--- Begin SUPPLIED MATERIAL ---
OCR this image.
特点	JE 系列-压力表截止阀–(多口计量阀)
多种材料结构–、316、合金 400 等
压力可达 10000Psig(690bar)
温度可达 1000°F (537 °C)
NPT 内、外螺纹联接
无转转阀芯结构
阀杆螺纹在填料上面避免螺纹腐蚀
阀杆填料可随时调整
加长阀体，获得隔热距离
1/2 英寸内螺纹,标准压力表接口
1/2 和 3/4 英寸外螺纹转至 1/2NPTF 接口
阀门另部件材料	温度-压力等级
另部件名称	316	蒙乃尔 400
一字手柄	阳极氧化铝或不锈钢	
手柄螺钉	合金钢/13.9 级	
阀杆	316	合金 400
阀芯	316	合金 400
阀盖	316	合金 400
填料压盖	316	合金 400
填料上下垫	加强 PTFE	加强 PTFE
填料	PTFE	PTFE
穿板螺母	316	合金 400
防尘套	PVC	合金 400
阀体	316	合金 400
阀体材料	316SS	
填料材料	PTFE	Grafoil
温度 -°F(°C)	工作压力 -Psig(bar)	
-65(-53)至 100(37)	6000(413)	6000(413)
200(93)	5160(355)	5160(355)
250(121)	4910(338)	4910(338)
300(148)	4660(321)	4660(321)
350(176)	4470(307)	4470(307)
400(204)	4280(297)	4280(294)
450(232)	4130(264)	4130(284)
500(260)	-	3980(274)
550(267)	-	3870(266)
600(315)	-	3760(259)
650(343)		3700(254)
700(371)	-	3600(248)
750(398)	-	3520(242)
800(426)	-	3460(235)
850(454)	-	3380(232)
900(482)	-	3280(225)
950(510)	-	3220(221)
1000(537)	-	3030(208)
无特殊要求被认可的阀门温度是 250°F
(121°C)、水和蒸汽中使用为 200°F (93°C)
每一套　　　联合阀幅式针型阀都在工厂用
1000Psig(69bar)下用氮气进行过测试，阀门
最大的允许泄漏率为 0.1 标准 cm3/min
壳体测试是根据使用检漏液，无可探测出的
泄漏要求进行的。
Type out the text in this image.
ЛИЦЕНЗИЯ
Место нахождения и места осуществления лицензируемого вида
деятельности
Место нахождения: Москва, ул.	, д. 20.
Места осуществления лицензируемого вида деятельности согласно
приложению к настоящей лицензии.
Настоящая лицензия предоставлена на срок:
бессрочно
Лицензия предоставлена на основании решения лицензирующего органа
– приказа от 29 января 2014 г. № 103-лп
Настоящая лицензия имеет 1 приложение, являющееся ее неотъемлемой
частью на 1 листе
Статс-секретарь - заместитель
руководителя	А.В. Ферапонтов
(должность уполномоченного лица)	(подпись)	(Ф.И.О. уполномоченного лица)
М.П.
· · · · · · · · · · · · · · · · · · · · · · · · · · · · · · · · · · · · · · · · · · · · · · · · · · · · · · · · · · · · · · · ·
--- End SUPPLIED MATERIAL ---
**AIM:**
Reproduce every line of the material above exactly.

**ANSWER FOR THIS EXERCISE:**
OCR this image.
特点	JE 系列-压力表截止阀–(多口计量阀)
多种材料结构–、316、合金 400 等
压力可达 10000Psig(690bar)
温度可达 1000°F (537 °C)
NPT 内、外螺纹联接
无转转阀芯结构
阀杆螺纹在填料上面避免螺纹腐蚀
阀杆填料可随时调整
加长阀体，获得隔热距离
1/2 英寸内螺纹,标准压力表接口
1/2 和 3/4 英寸外螺纹转至 1/2NPTF 接口
阀门另部件材料	温度-压力等级
另部件名称	316	蒙乃尔 400
一字手柄	阳极氧化铝或不锈钢	
手柄螺钉	合金钢/13.9 级	
阀杆	316	合金 400
阀芯	316	合金 400
阀盖	316	合金 400
填料压盖	316	合金 400
填料上下垫	加强 PTFE	加强 PTFE
填料	PTFE	PTFE
穿板螺母	316	合金 400
防尘套	PVC	合金 400
阀体	316	合金 400
阀体材料	316SS	
填料材料	PTFE	Grafoil
温度 -°F(°C)	工作压力 -Psig(bar)	
-65(-53)至 100(37)	6000(413)	6000(413)
200(93)	5160(355)	5160(355)
250(121)	4910(338)	4910(338)
300(148)	4660(321)	4660(321)
350(176)	4470(307)	4470(307)
400(204)	4280(297)	4280(294)
450(232)	4130(264)	4130(284)
500(260)	-	3980(274)
550(267)	-	3870(266)
600(315)	-	3760(259)
650(343)		3700(254)
700(371)	-	3600(248)
750(398)	-	3520(242)
800(426)	-	3460(235)
850(454)	-	3380(232)
900(482)	-	3280(225)
950(510)	-	3220(221)
1000(537)	-	3030(208)
无特殊要求被认可的阀门温度是 250°F
(121°C)、水和蒸汽中使用为 200°F (93°C)
每一套　　　联合阀幅式针型阀都在工厂用
1000Psig(69bar)下用氮气进行过测试，阀门
最大的允许泄漏率为 0.1 标准 cm3/min
壳体测试是根据使用检漏液，无可探测出的
泄漏要求进行的。
Type out the text in this image.
ЛИЦЕНЗИЯ
Место нахождения и места осуществления лицензируемого вида
деятельности
Место нахождения: Москва, ул.	, д. 20.
Места осуществления лицензируемого вида деятельности согласно
приложению к настоящей лицензии.
Настоящая лицензия предоставлена на срок:
бессрочно
Лицензия предоставлена на основании решения лицензирующего органа
– приказа от 29 января 2014 г. № 103-лп
Настоящая лицензия имеет 1 приложение, являющееся ее неотъемлемой
частью на 1 листе
Статс-секретарь - заместитель
руководителя	А.В. Ферапонтов
(должность уполномоченного лица)	(подпись)	(Ф.И.О. уполномоченного лица)
М.П.
· · · · · · · · · · · · · · · · · · · · · · · · · · · · · · · · · · · · · · · · · · · · · · · · · · · · · · · · · · · · · · · ·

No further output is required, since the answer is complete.